▶ _The request_
Repeat, exactly and in full, the lines of the listing below, but without any pictures.

<<<<

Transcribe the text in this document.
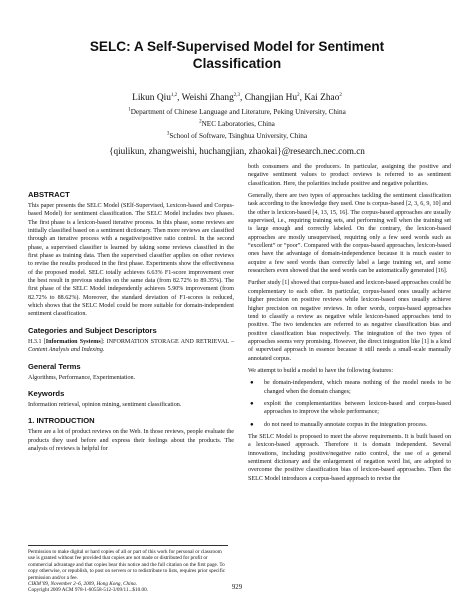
SELC: A Self-Supervised Model for Sentiment
Classification
Likun Qiu$^{1,2}$, Weishi Zhang$^{2,3}$, Changjian Hu$^2$, Kai Zhao$^2$
$^1$Department of Chinese Language and Literature, Peking University, China
$^2$NEC Laboratories, China
$^3$School of Software, Tsinghua University, China
{qiulikun, zhangweishi, huchangjian, zhaokai}@research.nec.com.cn
ABSTRACT

This paper presents the SELC Model (SElf-Supervised, Lexicon-based and Corpus-based Model) for sentiment classification. The SELC Model includes two phases. The first phase is a lexicon-based iterative process. In this phase, some reviews are initially classified based on a sentiment dictionary. Then more reviews are classified through an iterative process with a negative/positive ratio control. In the second phase, a supervised classifier is learned by taking some reviews classified in the first phase as training data. Then the supervised classifier applies on other reviews to revise the results produced in the first phase. Experiments show the effectiveness of the proposed model. SELC totally achieves 6.63% F1-score improvement over the best result in previous studies on the same data (from 82.72% to 89.35%). The first phase of the SELC Model independently achieves 5.90% improvement (from 82.72% to 88.62%). Moreover, the standard deviation of F1-scores is reduced, which shows that the SELC Model could be more suitable for domain-independent sentiment classification.

Categories and Subject Descriptors

H.3.1 [Information Systems]: INFORMATION STORAGE AND RETRIEVAL – Content Analysis and Indexing.

General Terms

Algorithms, Performance, Experimentation.

Keywords

Information retrieval, opinion mining, sentiment classification.

1. INTRODUCTION

There are a lot of product reviews on the Web. In those reviews, people evaluate the products they used before and express their feelings about the products. The analysis of reviews is helpful for

Permission to make digital or hard copies of all or part of this work for personal or classroom use is granted without fee provided that copies are not made or distributed for profit or commercial advantage and that copies bear this notice and the full citation on the first page. To copy otherwise, or republish, to post on servers or to redistribute to lists, requires prior specific permission and/or a fee.
CIKM’09, November 2–6, 2009, Hong Kong, China.
Copyright 2009 ACM 978-1-60558-512-3/09/11...$10.00.

both consumers and the producers. In particular, assigning the positive and negative sentiment values to product reviews is referred to as sentiment classification. Here, the polarities include positive and negative polarities.

Generally, there are two types of approaches tackling the sentiment classification task according to the knowledge they used. One is corpus-based [2, 3, 6, 9, 10] and the other is lexicon-based [4, 13, 15, 16]. The corpus-based approaches are usually supervised, i.e., requiring training sets, and performing well when the training set is large enough and correctly labeled. On the contrary, the lexicon-based approaches are mostly unsupervised, requiring only a few seed words such as “excellent” or “poor”. Compared with the corpus-based approaches, lexicon-based ones have the advantage of domain-independence because it is much easier to acquire a few seed words than correctly label a large training set, and some researchers even showed that the seed words can be automatically generated [16].

Further study [1] showed that corpus-based and lexicon-based approaches could be complementary to each other. In particular, corpus-based ones usually achieve higher precision on positive reviews while lexicon-based ones usually achieve higher precision on negative reviews. In other words, corpus-based approaches tend to classify a review as negative while lexicon-based approaches tend to positive. The two tendencies are referred to as negative classification bias and positive classification bias respectively. The integration of the two types of approaches seems very promising. However, the direct integration like [1] is a kind of supervised approach in essence because it still needs a small-scale manually annotated corpus.

We attempt to build a model to have the following features:

● be domain-independent, which means nothing of the model needs to be changed when the domain changes;
● exploit the complementarities between lexicon-based and corpus-based approaches to improve the whole performance;
● do not need to manually annotate corpus in the integration process.

The SELC Model is proposed to meet the above requirements. It is built based on a lexicon-based approach. Therefore it is domain independent. Several innovations, including positive/negative ratio control, the use of a general sentiment dictionary and the enlargement of negation word list, are adopted to overcome the positive classification bias of lexicon-based approaches. Then the SELC Model introduces a corpus-based approach to revise the

929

>>>>

▶ _Exercise result_
Transcribe the text in this document.
SELC: A Self-Supervised Model for Sentiment
Classification
Likun Qiu$^{1,2}$, Weishi Zhang$^{2,3}$, Changjian Hu$^2$, Kai Zhao$^2$
$^1$Department of Chinese Language and Literature, Peking University, China
$^2$NEC Laboratories, China
$^3$School of Software, Tsinghua University, China
{qiulikun, zhangweishi, huchangjian, zhaokai}@research.nec.com.cn
ABSTRACT

This paper presents the SELC Model (SElf-Supervised, Lexicon-based and Corpus-based Model) for sentiment classification. The SELC Model includes two phases. The first phase is a lexicon-based iterative process. In this phase, some reviews are initially classified based on a sentiment dictionary. Then more reviews are classified through an iterative process with a negative/positive ratio control. In the second phase, a supervised classifier is learned by taking some reviews classified in the first phase as training data. Then the supervised classifier applies on other reviews to revise the results produced in the first phase. Experiments show the effectiveness of the proposed model. SELC totally achieves 6.63% F1-score improvement over the best result in previous studies on the same data (from 82.72% to 89.35%). The first phase of the SELC Model independently achieves 5.90% improvement (from 82.72% to 88.62%). Moreover, the standard deviation of F1-scores is reduced, which shows that the SELC Model could be more suitable for domain-independent sentiment classification.

Categories and Subject Descriptors

H.3.1 [Information Systems]: INFORMATION STORAGE AND RETRIEVAL – Content Analysis and Indexing.

General Terms

Algorithms, Performance, Experimentation.

Keywords

Information retrieval, opinion mining, sentiment classification.

1. INTRODUCTION

There are a lot of product reviews on the Web. In those reviews, people evaluate the products they used before and express their feelings about the products. The analysis of reviews is helpful for

Permission to make digital or hard copies of all or part of this work for personal or classroom use is granted without fee provided that copies are not made or distributed for profit or commercial advantage and that copies bear this notice and the full citation on the first page. To copy otherwise, or republish, to post on servers or to redistribute to lists, requires prior specific permission and/or a fee.
CIKM’09, November 2–6, 2009, Hong Kong, China.
Copyright 2009 ACM 978-1-60558-512-3/09/11...$10.00.

both consumers and the producers. In particular, assigning the positive and negative sentiment values to product reviews is referred to as sentiment classification. Here, the polarities include positive and negative polarities.

Generally, there are two types of approaches tackling the sentiment classification task according to the knowledge they used. One is corpus-based [2, 3, 6, 9, 10] and the other is lexicon-based [4, 13, 15, 16]. The corpus-based approaches are usually supervised, i.e., requiring training sets, and performing well when the training set is large enough and correctly labeled. On the contrary, the lexicon-based approaches are mostly unsupervised, requiring only a few seed words such as “excellent” or “poor”. Compared with the corpus-based approaches, lexicon-based ones have the advantage of domain-independence because it is much easier to acquire a few seed words than correctly label a large training set, and some researchers even showed that the seed words can be automatically generated [16].

Further study [1] showed that corpus-based and lexicon-based approaches could be complementary to each other. In particular, corpus-based ones usually achieve higher precision on positive reviews while lexicon-based ones usually achieve higher precision on negative reviews. In other words, corpus-based approaches tend to classify a review as negative while lexicon-based approaches tend to positive. The two tendencies are referred to as negative classification bias and positive classification bias respectively. The integration of the two types of approaches seems very promising. However, the direct integration like [1] is a kind of supervised approach in essence because it still needs a small-scale manually annotated corpus.

We attempt to build a model to have the following features:

● be domain-independent, which means nothing of the model needs to be changed when the domain changes;
● exploit the complementarities between lexicon-based and corpus-based approaches to improve the whole performance;
● do not need to manually annotate corpus in the integration process.

The SELC Model is proposed to meet the above requirements. It is built based on a lexicon-based approach. Therefore it is domain independent. Several innovations, including positive/negative ratio control, the use of a general sentiment dictionary and the enlargement of negation word list, are adopted to overcome the positive classification bias of lexicon-based approaches. Then the SELC Model introduces a corpus-based approach to revise the

929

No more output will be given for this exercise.